## Directive
All material below is to be reproduced exactly.

## Records for the exercise
------------------------------------
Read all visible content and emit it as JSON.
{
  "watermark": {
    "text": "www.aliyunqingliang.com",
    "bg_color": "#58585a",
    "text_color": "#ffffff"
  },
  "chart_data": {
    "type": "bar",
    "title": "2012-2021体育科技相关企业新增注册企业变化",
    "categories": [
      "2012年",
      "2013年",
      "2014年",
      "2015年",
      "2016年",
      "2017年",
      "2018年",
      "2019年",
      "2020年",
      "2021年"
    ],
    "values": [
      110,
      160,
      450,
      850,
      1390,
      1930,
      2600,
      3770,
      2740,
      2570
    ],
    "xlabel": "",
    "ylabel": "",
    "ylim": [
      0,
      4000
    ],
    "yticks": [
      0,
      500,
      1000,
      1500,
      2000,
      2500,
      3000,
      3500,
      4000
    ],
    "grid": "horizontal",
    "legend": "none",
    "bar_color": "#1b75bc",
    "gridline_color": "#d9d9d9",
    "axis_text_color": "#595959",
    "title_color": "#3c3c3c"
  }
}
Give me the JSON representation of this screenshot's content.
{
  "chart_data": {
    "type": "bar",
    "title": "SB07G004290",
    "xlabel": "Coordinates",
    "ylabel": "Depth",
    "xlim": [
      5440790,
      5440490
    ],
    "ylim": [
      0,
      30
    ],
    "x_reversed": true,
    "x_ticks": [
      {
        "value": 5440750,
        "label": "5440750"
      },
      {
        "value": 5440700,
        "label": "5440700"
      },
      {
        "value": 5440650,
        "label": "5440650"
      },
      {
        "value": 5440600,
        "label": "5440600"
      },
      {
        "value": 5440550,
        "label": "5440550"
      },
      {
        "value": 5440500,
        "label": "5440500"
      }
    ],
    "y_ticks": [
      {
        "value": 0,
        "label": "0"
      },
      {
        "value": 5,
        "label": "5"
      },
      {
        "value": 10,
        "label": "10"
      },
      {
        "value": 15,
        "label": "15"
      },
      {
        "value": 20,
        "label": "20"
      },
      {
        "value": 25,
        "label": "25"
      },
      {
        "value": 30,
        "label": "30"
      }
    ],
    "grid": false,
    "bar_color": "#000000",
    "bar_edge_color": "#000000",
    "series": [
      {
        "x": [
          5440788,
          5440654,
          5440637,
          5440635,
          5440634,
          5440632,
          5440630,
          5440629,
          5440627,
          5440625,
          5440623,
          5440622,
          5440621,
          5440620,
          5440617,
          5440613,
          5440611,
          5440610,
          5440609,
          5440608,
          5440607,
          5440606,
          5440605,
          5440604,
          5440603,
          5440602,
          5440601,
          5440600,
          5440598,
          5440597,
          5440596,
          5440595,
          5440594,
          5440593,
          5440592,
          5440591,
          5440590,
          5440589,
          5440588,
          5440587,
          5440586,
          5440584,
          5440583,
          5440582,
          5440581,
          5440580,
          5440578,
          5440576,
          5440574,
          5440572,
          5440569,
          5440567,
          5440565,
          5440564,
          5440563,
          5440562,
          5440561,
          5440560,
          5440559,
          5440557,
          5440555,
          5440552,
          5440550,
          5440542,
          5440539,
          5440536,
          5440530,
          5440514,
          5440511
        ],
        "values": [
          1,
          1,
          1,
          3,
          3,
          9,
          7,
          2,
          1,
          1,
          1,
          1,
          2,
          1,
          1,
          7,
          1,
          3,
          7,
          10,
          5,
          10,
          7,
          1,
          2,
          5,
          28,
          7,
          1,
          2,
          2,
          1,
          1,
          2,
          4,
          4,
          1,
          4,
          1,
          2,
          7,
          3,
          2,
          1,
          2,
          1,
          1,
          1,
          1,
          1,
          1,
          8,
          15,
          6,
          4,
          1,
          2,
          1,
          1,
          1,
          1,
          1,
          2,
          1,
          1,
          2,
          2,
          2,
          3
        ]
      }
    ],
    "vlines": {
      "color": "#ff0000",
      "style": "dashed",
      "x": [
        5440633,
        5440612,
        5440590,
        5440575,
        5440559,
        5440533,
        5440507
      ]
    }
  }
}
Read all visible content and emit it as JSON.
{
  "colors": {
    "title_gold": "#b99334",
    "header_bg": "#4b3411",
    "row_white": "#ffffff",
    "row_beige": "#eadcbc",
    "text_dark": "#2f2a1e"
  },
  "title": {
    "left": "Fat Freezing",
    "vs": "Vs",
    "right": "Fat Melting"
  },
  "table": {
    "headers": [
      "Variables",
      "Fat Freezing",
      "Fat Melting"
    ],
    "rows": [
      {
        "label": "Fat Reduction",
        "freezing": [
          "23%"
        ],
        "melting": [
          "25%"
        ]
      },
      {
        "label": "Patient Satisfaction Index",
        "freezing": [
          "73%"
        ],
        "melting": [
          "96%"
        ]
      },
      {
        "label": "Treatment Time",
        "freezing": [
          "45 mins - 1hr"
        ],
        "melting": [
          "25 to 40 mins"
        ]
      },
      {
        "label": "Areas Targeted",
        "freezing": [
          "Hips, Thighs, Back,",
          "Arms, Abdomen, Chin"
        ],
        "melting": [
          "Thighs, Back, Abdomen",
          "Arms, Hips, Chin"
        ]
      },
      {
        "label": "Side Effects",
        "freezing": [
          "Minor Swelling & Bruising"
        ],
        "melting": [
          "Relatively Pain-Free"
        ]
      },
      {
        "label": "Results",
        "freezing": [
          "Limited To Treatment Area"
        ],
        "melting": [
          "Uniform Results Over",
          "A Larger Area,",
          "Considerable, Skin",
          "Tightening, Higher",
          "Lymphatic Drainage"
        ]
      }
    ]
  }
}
------------------------------------
## Exercise output
Read all visible content and emit it as JSON.
{
  "watermark": {
    "text": "www.aliyunqingliang.com",
    "bg_color": "#58585a",
    "text_color": "#ffffff"
  },
  "chart_data": {
    "type": "bar",
    "title": "2012-2021体育科技相关企业新增注册企业变化",
    "categories": [
      "2012年",
      "2013年",
      "2014年",
      "2015年",
      "2016年",
      "2017年",
      "2018年",
      "2019年",
      "2020年",
      "2021年"
    ],
    "values": [
      110,
      160,
      450,
      850,
      1390,
      1930,
      2600,
      3770,
      2740,
      2570
    ],
    "xlabel": "",
    "ylabel": "",
    "ylim": [
      0,
      4000
    ],
    "yticks": [
      0,
      500,
      1000,
      1500,
      2000,
      2500,
      3000,
      3500,
      4000
    ],
    "grid": "horizontal",
    "legend": "none",
    "bar_color": "#1b75bc",
    "gridline_color": "#d9d9d9",
    "axis_text_color": "#595959",
    "title_color": "#3c3c3c"
  }
}
Give me the JSON representation of this screenshot's content.
{
  "chart_data": {
    "type": "bar",
    "title": "SB07G004290",
    "xlabel": "Coordinates",
    "ylabel": "Depth",
    "xlim": [
      5440790,
      5440490
    ],
    "ylim": [
      0,
      30
    ],
    "x_reversed": true,
    "x_ticks": [
      {
        "value": 5440750,
        "label": "5440750"
      },
      {
        "value": 5440700,
        "label": "5440700"
      },
      {
        "value": 5440650,
        "label": "5440650"
      },
      {
        "value": 5440600,
        "label": "5440600"
      },
      {
        "value": 5440550,
        "label": "5440550"
      },
      {
        "value": 5440500,
        "label": "5440500"
      }
    ],
    "y_ticks": [
      {
        "value": 0,
        "label": "0"
      },
      {
        "value": 5,
        "label": "5"
      },
      {
        "value": 10,
        "label": "10"
      },
      {
        "value": 15,
        "label": "15"
      },
      {
        "value": 20,
        "label": "20"
      },
      {
        "value": 25,
        "label": "25"
      },
      {
        "value": 30,
        "label": "30"
      }
    ],
    "grid": false,
    "bar_color": "#000000",
    "bar_edge_color": "#000000",
    "series": [
      {
        "x": [
          5440788,
          5440654,
          5440637,
          5440635,
          5440634,
          5440632,
          5440630,
          5440629,
          5440627,
          5440625,
          5440623,
          5440622,
          5440621,
          5440620,
          5440617,
          5440613,
          5440611,
          5440610,
          5440609,
          5440608,
          5440607,
          5440606,
          5440605,
          5440604,
          5440603,
          5440602,
          5440601,
          5440600,
          5440598,
          5440597,
          5440596,
          5440595,
          5440594,
          5440593,
          5440592,
          5440591,
          5440590,
          5440589,
          5440588,
          5440587,
          5440586,
          5440584,
          5440583,
          5440582,
          5440581,
          5440580,
          5440578,
          5440576,
          5440574,
          5440572,
          5440569,
          5440567,
          5440565,
          5440564,
          5440563,
          5440562,
          5440561,
          5440560,
          5440559,
          5440557,
          5440555,
          5440552,
          5440550,
          5440542,
          5440539,
          5440536,
          5440530,
          5440514,
          5440511
        ],
        "values": [
          1,
          1,
          1,
          3,
          3,
          9,
          7,
          2,
          1,
          1,
          1,
          1,
          2,
          1,
          1,
          7,
          1,
          3,
          7,
          10,
          5,
          10,
          7,
          1,
          2,
          5,
          28,
          7,
          1,
          2,
          2,
          1,
          1,
          2,
          4,
          4,
          1,
          4,
          1,
          2,
          7,
          3,
          2,
          1,
          2,
          1,
          1,
          1,
          1,
          1,
          1,
          8,
          15,
          6,
          4,
          1,
          2,
          1,
          1,
          1,
          1,
          1,
          2,
          1,
          1,
          2,
          2,
          2,
          3
        ]
      }
    ],
    "vlines": {
      "color": "#ff0000",
      "style": "dashed",
      "x": [
        5440633,
        5440612,
        5440590,
        5440575,
        5440559,
        5440533,
        5440507
      ]
    }
  }
}
Read all visible content and emit it as JSON.
{
  "colors": {
    "title_gold": "#b99334",
    "header_bg": "#4b3411",
    "row_white": "#ffffff",
    "row_beige": "#eadcbc",
    "text_dark": "#2f2a1e"
  },
  "title": {
    "left": "Fat Freezing",
    "vs": "Vs",
    "right": "Fat Melting"
  },
  "table": {
    "headers": [
      "Variables",
      "Fat Freezing",
      "Fat Melting"
    ],
    "rows": [
      {
        "label": "Fat Reduction",
        "freezing": [
          "23%"
        ],
        "melting": [
          "25%"
        ]
      },
      {
        "label": "Patient Satisfaction Index",
        "freezing": [
          "73%"
        ],
        "melting": [
          "96%"
        ]
      },
      {
        "label": "Treatment Time",
        "freezing": [
          "45 mins - 1hr"
        ],
        "melting": [
          "25 to 40 mins"
        ]
      },
      {
        "label": "Areas Targeted",
        "freezing": [
          "Hips, Thighs, Back,",
          "Arms, Abdomen, Chin"
        ],
        "melting": [
          "Thighs, Back, Abdomen",
          "Arms, Hips, Chin"
        ]
      },
      {
        "label": "Side Effects",
        "freezing": [
          "Minor Swelling & Bruising"
        ],
        "melting": [
          "Relatively Pain-Free"
        ]
      },
      {
        "label": "Results",
        "freezing": [
          "Limited To Treatment Area"
        ],
        "melting": [
          "Uniform Results Over",
          "A Larger Area,",
          "Considerable, Skin",
          "Tightening, Higher",
          "Lymphatic Drainage"
        ]
      }
    ]
  }
}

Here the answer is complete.